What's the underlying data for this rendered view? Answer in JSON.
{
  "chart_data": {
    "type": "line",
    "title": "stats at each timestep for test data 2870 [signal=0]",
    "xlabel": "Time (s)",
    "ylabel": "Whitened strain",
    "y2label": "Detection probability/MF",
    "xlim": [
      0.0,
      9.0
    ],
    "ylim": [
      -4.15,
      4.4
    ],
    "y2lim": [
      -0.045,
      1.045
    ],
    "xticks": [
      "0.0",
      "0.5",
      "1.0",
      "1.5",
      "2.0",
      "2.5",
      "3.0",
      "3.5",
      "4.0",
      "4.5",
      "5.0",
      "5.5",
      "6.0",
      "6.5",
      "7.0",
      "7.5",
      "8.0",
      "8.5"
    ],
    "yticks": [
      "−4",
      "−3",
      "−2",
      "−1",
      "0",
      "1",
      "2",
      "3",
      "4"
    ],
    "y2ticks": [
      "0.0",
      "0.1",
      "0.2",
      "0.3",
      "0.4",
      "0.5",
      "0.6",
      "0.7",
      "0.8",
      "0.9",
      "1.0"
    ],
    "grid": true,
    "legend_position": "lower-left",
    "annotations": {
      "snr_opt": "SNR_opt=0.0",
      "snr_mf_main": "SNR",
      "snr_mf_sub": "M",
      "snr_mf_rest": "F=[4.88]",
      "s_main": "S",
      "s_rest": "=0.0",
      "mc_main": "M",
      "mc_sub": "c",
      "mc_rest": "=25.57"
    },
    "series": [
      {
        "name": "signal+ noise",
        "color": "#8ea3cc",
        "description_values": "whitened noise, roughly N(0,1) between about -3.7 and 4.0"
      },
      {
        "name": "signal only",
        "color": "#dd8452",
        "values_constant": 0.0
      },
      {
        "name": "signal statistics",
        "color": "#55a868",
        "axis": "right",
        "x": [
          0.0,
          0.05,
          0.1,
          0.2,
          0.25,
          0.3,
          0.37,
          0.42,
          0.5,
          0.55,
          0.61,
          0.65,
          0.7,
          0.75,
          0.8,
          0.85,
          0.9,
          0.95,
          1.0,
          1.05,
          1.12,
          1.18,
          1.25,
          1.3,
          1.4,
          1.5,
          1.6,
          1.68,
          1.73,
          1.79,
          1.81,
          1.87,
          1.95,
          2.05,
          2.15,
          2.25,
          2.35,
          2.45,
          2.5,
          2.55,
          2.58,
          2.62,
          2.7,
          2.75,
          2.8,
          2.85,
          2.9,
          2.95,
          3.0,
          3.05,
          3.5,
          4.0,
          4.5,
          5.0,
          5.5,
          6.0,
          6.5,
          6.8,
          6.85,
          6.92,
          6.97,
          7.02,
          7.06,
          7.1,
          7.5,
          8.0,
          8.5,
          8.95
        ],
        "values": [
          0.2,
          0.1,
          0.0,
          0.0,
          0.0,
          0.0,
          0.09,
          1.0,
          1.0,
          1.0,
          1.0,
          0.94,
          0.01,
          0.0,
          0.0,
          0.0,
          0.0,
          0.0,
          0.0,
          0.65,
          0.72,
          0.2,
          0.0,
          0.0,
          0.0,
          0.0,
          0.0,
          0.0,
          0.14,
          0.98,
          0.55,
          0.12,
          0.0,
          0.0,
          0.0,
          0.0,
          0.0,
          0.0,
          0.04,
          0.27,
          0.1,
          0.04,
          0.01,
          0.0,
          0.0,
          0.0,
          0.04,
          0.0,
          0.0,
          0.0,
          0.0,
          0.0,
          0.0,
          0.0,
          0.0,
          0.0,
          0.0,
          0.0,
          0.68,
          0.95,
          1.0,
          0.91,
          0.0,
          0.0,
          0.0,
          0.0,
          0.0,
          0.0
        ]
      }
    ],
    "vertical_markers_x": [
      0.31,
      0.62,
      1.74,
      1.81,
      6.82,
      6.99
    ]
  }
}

-------

What the exercise asks: Restate each entry exactly, skipping none.

Written solution:
What's the underlying data for this rendered view? Answer in JSON.
{
  "chart_data": {
    "type": "line",
    "title": "stats at each timestep for test data 2870 [signal=0]",
    "xlabel": "Time (s)",
    "ylabel": "Whitened strain",
    "y2label": "Detection probability/MF",
    "xlim": [
      0.0,
      9.0
    ],
    "ylim": [
      -4.15,
      4.4
    ],
    "y2lim": [
      -0.045,
      1.045
    ],
    "xticks": [
      "0.0",
      "0.5",
      "1.0",
      "1.5",
      "2.0",
      "2.5",
      "3.0",
      "3.5",
      "4.0",
      "4.5",
      "5.0",
      "5.5",
      "6.0",
      "6.5",
      "7.0",
      "7.5",
      "8.0",
      "8.5"
    ],
    "yticks": [
      "−4",
      "−3",
      "−2",
      "−1",
      "0",
      "1",
      "2",
      "3",
      "4"
    ],
    "y2ticks": [
      "0.0",
      "0.1",
      "0.2",
      "0.3",
      "0.4",
      "0.5",
      "0.6",
      "0.7",
      "0.8",
      "0.9",
      "1.0"
    ],
    "grid": true,
    "legend_position": "lower-left",
    "annotations": {
      "snr_opt": "SNR_opt=0.0",
      "snr_mf_main": "SNR",
      "snr_mf_sub": "M",
      "snr_mf_rest": "F=[4.88]",
      "s_main": "S",
      "s_rest": "=0.0",
      "mc_main": "M",
      "mc_sub": "c",
      "mc_rest": "=25.57"
    },
    "series": [
      {
        "name": "signal+ noise",
        "color": "#8ea3cc",
        "description_values": "whitened noise, roughly N(0,1) between about -3.7 and 4.0"
      },
      {
        "name": "signal only",
        "color": "#dd8452",
        "values_constant": 0.0
      },
      {
        "name": "signal statistics",
        "color": "#55a868",
        "axis": "right",
        "x": [
          0.0,
          0.05,
          0.1,
          0.2,
          0.25,
          0.3,
          0.37,
          0.42,
          0.5,
          0.55,
          0.61,
          0.65,
          0.7,
          0.75,
          0.8,
          0.85,
          0.9,
          0.95,
          1.0,
          1.05,
          1.12,
          1.18,
          1.25,
          1.3,
          1.4,
          1.5,
          1.6,
          1.68,
          1.73,
          1.79,
          1.81,
          1.87,
          1.95,
          2.05,
          2.15,
          2.25,
          2.35,
          2.45,
          2.5,
          2.55,
          2.58,
          2.62,
          2.7,
          2.75,
          2.8,
          2.85,
          2.9,
          2.95,
          3.0,
          3.05,
          3.5,
          4.0,
          4.5,
          5.0,
          5.5,
          6.0,
          6.5,
          6.8,
          6.85,
          6.92,
          6.97,
          7.02,
          7.06,
          7.1,
          7.5,
          8.0,
          8.5,
          8.95
        ],
        "values": [
          0.2,
          0.1,
          0.0,
          0.0,
          0.0,
          0.0,
          0.09,
          1.0,
          1.0,
          1.0,
          1.0,
          0.94,
          0.01,
          0.0,
          0.0,
          0.0,
          0.0,
          0.0,
          0.0,
          0.65,
          0.72,
          0.2,
          0.0,
          0.0,
          0.0,
          0.0,
          0.0,
          0.0,
          0.14,
          0.98,
          0.55,
          0.12,
          0.0,
          0.0,
          0.0,
          0.0,
          0.0,
          0.0,
          0.04,
          0.27,
          0.1,
          0.04,
          0.01,
          0.0,
          0.0,
          0.0,
          0.04,
          0.0,
          0.0,
          0.0,
          0.0,
          0.0,
          0.0,
          0.0,
          0.0,
          0.0,
          0.0,
          0.0,
          0.68,
          0.95,
          1.0,
          0.91,
          0.0,
          0.0,
          0.0,
          0.0,
          0.0,
          0.0
        ]
      }
    ],
    "vertical_markers_x": [
      0.31,
      0.62,
      1.74,
      1.81,
      6.82,
      6.99
    ]
  }
}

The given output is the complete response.